_EXERCISE MATERIAL_
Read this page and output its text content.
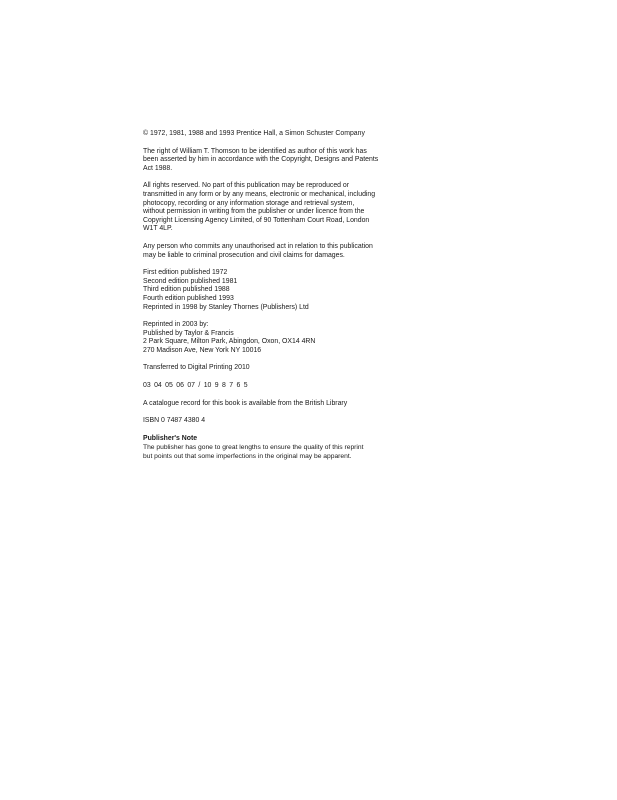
© 1972, 1981, 1988 and 1993 Prentice Hall, a Simon Schuster Company
The right of William T. Thomson to be identified as author of this work has
been asserted by him in accordance with the Copyright, Designs and Patents
Act 1988.
All rights reserved. No part of this publication may be reproduced or
transmitted in any form or by any means, electronic or mechanical, including
photocopy, recording or any information storage and retrieval system,
without permission in writing from the publisher or under licence from the
Copyright Licensing Agency Limited, of 90 Tottenham Court Road, London
W1T 4LP.
Any person who commits any unauthorised act in relation to this publication
may be liable to criminal prosecution and civil claims for damages.
First edition published 1972
Second edition published 1981
Third edition published 1988
Fourth edition published 1993
Reprinted in 1998 by Stanley Thornes (Publishers) Ltd
Reprinted in 2003 by:
Published by Taylor & Francis
2 Park Square, Milton Park, Abingdon, Oxon, OX14 4RN
270 Madison Ave, New York NY 10016
Transferred to Digital Printing 2010
03 04 05 06 07 / 10 9 8 7 6 5
A catalogue record for this book is available from the British Library
ISBN 0 7487 4380 4
Publisher's Note
The publisher has gone to great lengths to ensure the quality of this reprint
but points out that some imperfections in the original may be apparent.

_WRITTEN EXERCISE_
Without the pictures, extract every entry verbatim.

_OUTPUT_
Read this page and output its text content.
© 1972, 1981, 1988 and 1993 Prentice Hall, a Simon Schuster Company
The right of William T. Thomson to be identified as author of this work has
been asserted by him in accordance with the Copyright, Designs and Patents
Act 1988.
All rights reserved. No part of this publication may be reproduced or
transmitted in any form or by any means, electronic or mechanical, including
photocopy, recording or any information storage and retrieval system,
without permission in writing from the publisher or under licence from the
Copyright Licensing Agency Limited, of 90 Tottenham Court Road, London
W1T 4LP.
Any person who commits any unauthorised act in relation to this publication
may be liable to criminal prosecution and civil claims for damages.
First edition published 1972
Second edition published 1981
Third edition published 1988
Fourth edition published 1993
Reprinted in 1998 by Stanley Thornes (Publishers) Ltd
Reprinted in 2003 by:
Published by Taylor & Francis
2 Park Square, Milton Park, Abingdon, Oxon, OX14 4RN
270 Madison Ave, New York NY 10016
Transferred to Digital Printing 2010
03 04 05 06 07 / 10 9 8 7 6 5
A catalogue record for this book is available from the British Library
ISBN 0 7487 4380 4
Publisher's Note
The publisher has gone to great lengths to ensure the quality of this reprint
but points out that some imperfections in the original may be apparent.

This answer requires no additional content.